Data records
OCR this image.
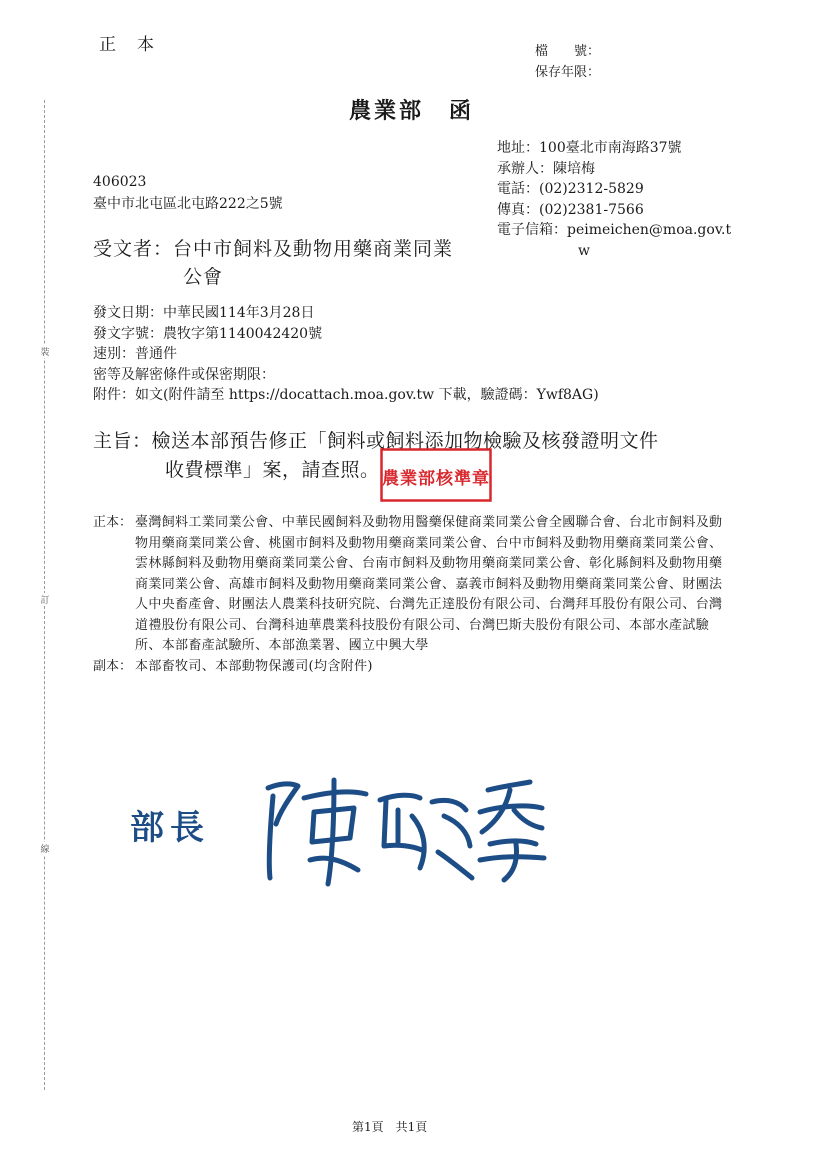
裝
訂
線
正　本	檔　　號：
保存年限：
農業部　函
地址：100臺北市南海路37號
承辦人：陳培梅
電話：(02)2312-5829
傳真：(02)2381-7566
電子信箱：peimeichen@moa.gov.t
w
406023
臺中市北屯區北屯路222之5號
受文者：台中市飼料及動物用藥商業同業
公會
發文日期：中華民國114年3月28日
發文字號：農牧字第1140042420號
速別：普通件
密等及解密條件或保密期限：
附件：如文(附件請至 https://docattach.moa.gov.tw 下載，驗證碼：Ywf8AG)
主旨：檢送本部預告修正「飼料或飼料添加物檢驗及核發證明文件
收費標準」案，請查照。 農業部核準章
正本： 臺灣飼料工業同業公會、中華民國飼料及動物用醫藥保健商業同業公會全國聯合會、台北市飼料及動物用藥商業同業公會、桃園市飼料及動物用藥商業同業公會、台中市飼料及動物用藥商業同業公會、雲林縣飼料及動物用藥商業同業公會、台南市飼料及動物用藥商業同業公會、彰化縣飼料及動物用藥商業同業公會、高雄市飼料及動物用藥商業同業公會、嘉義市飼料及動物用藥商業同業公會、財團法人中央畜產會、財團法人農業科技研究院、台灣先正達股份有限公司、台灣拜耳股份有限公司、台灣道禮股份有限公司、台灣科迪華農業科技股份有限公司、台灣巴斯夫股份有限公司、本部水產試驗所、本部畜產試驗所、本部漁業署、國立中興大學
副本： 本部畜牧司、本部動物保護司(均含附件)
部長
第1頁　共1頁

• Problem: Except for the pictures, reproduce every line exactly.

• Exercise response:
OCR this image.
裝
訂
線
正　本	檔　　號：
保存年限：
農業部　函
地址：100臺北市南海路37號
承辦人：陳培梅
電話：(02)2312-5829
傳真：(02)2381-7566
電子信箱：peimeichen@moa.gov.t
w
406023
臺中市北屯區北屯路222之5號
受文者：台中市飼料及動物用藥商業同業
公會
發文日期：中華民國114年3月28日
發文字號：農牧字第1140042420號
速別：普通件
密等及解密條件或保密期限：
附件：如文(附件請至 https://docattach.moa.gov.tw 下載，驗證碼：Ywf8AG)
主旨：檢送本部預告修正「飼料或飼料添加物檢驗及核發證明文件
收費標準」案，請查照。 農業部核準章
正本： 臺灣飼料工業同業公會、中華民國飼料及動物用醫藥保健商業同業公會全國聯合會、台北市飼料及動物用藥商業同業公會、桃園市飼料及動物用藥商業同業公會、台中市飼料及動物用藥商業同業公會、雲林縣飼料及動物用藥商業同業公會、台南市飼料及動物用藥商業同業公會、彰化縣飼料及動物用藥商業同業公會、高雄市飼料及動物用藥商業同業公會、嘉義市飼料及動物用藥商業同業公會、財團法人中央畜產會、財團法人農業科技研究院、台灣先正達股份有限公司、台灣拜耳股份有限公司、台灣道禮股份有限公司、台灣科迪華農業科技股份有限公司、台灣巴斯夫股份有限公司、本部水產試驗所、本部畜產試驗所、本部漁業署、國立中興大學
副本： 本部畜牧司、本部動物保護司(均含附件)
部長
第1頁　共1頁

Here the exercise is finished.